_Given entries_
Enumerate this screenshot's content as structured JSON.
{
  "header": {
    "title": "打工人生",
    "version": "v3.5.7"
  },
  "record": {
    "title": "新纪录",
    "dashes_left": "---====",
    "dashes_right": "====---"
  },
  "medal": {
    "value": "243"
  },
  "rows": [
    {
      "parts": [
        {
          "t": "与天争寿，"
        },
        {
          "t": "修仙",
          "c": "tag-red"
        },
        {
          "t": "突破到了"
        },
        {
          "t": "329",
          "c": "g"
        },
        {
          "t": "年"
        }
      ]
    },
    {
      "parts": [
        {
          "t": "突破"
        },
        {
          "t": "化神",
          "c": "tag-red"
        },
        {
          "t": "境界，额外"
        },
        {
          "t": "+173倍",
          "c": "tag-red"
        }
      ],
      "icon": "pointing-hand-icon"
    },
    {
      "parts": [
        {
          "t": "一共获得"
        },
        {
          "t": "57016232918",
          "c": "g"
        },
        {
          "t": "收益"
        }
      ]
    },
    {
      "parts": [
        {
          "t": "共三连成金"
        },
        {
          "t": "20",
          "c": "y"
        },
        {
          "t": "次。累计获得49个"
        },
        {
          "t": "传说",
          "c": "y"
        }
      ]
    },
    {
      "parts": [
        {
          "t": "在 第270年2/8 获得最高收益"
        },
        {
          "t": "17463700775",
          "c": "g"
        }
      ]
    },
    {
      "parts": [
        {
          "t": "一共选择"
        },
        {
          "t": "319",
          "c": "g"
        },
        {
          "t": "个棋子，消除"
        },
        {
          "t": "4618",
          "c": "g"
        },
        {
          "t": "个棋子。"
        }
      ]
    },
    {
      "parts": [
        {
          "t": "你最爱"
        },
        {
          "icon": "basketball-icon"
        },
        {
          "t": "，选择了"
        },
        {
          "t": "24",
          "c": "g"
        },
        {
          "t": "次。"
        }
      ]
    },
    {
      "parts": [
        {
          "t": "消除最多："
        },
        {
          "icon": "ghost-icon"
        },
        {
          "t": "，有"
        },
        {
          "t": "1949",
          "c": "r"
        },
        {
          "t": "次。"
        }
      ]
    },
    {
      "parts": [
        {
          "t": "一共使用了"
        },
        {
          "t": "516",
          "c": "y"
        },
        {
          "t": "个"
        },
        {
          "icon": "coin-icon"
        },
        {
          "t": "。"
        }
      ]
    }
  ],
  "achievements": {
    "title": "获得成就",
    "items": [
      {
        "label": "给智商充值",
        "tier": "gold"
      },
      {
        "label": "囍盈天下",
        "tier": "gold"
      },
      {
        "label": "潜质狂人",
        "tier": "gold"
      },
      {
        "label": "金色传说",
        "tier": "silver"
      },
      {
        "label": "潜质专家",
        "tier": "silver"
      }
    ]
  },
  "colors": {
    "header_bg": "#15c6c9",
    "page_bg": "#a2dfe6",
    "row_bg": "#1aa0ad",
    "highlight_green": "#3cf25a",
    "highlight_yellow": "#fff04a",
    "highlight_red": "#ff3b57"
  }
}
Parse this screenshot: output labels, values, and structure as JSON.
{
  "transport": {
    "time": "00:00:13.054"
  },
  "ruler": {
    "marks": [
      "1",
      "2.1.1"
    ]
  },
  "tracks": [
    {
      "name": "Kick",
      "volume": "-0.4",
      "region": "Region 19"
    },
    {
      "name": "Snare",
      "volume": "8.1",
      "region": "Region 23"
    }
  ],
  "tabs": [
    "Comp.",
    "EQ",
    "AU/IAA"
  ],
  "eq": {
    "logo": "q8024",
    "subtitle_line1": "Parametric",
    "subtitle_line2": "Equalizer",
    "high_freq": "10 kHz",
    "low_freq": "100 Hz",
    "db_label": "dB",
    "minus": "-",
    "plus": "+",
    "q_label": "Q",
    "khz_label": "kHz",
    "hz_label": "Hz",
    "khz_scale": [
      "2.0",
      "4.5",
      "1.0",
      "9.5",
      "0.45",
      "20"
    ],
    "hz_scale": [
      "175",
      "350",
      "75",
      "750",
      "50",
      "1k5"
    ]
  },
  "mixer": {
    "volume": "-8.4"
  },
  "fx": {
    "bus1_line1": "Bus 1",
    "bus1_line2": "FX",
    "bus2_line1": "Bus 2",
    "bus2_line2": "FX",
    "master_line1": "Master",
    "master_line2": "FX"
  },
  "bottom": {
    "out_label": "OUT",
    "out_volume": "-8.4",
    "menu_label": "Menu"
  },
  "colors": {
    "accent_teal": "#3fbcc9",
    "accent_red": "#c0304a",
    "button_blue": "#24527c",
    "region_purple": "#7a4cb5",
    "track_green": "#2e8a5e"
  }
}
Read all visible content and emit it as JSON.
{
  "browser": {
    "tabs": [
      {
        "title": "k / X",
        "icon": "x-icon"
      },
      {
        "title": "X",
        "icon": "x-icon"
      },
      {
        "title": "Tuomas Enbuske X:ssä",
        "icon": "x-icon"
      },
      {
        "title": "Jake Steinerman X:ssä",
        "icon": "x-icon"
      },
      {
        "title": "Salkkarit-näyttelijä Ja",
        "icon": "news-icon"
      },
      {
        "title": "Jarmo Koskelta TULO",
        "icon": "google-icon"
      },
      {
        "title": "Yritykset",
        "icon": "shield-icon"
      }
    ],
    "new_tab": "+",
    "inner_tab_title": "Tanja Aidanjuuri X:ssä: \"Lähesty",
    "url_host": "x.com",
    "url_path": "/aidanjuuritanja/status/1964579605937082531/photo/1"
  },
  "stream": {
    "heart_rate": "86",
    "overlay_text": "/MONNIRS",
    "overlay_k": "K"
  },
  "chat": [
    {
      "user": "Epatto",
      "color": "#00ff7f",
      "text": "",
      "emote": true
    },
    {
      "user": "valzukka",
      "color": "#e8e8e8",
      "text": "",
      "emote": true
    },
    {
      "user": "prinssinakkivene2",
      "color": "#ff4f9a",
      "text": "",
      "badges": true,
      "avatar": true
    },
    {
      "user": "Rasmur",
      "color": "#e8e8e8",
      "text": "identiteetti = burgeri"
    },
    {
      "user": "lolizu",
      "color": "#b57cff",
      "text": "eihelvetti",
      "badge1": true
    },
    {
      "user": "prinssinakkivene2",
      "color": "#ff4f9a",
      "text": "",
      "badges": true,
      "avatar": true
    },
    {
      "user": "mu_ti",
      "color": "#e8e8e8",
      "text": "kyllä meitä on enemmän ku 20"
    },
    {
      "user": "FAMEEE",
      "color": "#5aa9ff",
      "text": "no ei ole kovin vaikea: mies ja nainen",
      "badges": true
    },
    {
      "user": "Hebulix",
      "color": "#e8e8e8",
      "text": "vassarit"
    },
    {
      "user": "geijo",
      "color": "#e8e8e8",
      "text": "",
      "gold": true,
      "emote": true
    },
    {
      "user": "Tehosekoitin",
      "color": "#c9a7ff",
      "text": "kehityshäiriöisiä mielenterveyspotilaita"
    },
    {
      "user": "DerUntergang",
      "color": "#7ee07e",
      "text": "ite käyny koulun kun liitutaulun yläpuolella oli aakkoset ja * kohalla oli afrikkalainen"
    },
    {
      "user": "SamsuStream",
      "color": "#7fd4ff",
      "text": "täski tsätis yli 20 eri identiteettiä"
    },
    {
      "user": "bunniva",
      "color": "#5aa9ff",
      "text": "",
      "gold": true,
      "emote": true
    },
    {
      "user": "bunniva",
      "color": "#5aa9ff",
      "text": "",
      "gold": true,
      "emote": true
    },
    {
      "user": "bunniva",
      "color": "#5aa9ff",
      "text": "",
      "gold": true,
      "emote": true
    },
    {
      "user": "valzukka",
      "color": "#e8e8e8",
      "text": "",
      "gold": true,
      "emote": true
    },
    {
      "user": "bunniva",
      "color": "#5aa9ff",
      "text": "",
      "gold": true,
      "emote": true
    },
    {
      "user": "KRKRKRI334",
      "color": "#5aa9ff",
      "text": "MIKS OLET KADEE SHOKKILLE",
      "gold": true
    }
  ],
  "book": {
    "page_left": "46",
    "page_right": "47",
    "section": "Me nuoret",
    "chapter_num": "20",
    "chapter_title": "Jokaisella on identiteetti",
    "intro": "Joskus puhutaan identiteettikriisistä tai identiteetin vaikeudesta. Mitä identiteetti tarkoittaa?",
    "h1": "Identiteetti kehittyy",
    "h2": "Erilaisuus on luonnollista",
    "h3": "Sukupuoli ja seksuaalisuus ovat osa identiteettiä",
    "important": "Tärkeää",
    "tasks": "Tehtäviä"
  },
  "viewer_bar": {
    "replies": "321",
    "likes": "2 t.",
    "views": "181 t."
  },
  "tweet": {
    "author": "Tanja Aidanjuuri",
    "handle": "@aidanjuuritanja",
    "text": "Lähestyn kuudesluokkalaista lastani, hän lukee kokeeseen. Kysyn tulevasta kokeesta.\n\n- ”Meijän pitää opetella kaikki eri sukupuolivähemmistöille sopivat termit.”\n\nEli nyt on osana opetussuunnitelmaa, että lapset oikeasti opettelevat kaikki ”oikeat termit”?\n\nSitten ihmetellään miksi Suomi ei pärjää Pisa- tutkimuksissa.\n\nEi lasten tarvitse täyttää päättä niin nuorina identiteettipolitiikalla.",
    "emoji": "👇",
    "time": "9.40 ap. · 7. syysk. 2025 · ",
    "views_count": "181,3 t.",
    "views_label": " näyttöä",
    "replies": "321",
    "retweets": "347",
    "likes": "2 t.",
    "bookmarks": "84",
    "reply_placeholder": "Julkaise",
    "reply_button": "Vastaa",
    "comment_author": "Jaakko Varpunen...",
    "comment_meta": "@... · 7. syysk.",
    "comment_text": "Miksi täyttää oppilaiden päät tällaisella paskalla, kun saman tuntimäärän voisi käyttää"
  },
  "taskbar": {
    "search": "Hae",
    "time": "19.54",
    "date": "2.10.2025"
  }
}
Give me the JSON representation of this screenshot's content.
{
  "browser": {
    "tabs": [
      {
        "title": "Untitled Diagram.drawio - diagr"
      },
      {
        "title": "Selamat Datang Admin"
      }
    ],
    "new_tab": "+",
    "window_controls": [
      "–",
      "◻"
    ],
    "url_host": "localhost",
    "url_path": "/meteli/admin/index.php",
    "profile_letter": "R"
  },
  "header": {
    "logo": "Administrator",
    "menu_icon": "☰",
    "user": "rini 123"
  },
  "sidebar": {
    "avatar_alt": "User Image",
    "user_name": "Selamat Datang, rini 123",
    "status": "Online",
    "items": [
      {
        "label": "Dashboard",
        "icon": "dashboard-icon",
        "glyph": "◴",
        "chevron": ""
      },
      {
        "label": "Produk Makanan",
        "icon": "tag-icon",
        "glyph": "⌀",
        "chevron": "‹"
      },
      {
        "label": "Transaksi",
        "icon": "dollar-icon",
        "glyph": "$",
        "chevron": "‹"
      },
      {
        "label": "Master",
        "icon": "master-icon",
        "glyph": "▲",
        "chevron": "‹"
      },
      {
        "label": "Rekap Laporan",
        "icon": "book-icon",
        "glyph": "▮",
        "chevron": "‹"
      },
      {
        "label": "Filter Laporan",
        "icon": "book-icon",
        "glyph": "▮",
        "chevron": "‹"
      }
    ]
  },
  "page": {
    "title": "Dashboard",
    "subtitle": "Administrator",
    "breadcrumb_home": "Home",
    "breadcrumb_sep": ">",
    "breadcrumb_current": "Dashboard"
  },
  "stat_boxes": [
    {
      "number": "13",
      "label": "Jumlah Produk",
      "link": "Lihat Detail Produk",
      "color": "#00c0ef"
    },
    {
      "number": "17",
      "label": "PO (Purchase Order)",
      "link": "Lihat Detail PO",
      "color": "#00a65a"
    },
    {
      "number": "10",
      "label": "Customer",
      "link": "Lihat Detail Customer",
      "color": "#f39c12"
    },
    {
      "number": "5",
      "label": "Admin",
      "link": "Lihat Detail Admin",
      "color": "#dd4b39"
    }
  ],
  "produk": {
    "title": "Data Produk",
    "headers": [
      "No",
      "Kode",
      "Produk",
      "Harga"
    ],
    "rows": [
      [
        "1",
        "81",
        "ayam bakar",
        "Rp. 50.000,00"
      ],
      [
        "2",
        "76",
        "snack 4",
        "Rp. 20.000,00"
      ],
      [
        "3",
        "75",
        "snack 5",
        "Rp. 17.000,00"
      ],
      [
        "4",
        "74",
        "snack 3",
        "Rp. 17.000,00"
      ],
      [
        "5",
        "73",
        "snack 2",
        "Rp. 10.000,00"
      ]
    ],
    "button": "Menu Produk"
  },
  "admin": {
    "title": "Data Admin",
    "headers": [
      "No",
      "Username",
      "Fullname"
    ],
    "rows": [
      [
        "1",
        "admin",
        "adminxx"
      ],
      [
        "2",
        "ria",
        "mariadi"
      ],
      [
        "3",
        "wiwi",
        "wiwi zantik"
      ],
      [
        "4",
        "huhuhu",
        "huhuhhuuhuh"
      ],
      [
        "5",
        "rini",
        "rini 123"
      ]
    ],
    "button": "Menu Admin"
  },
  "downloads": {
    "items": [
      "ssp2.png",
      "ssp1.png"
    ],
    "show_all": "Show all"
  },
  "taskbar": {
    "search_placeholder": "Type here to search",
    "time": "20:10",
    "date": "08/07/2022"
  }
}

_To do_
Select all lines with the word "number" from the entries above.

_Solution to this problem_
      "number": "13",
      "number": "17",
      "number": "10",
      "number": "5",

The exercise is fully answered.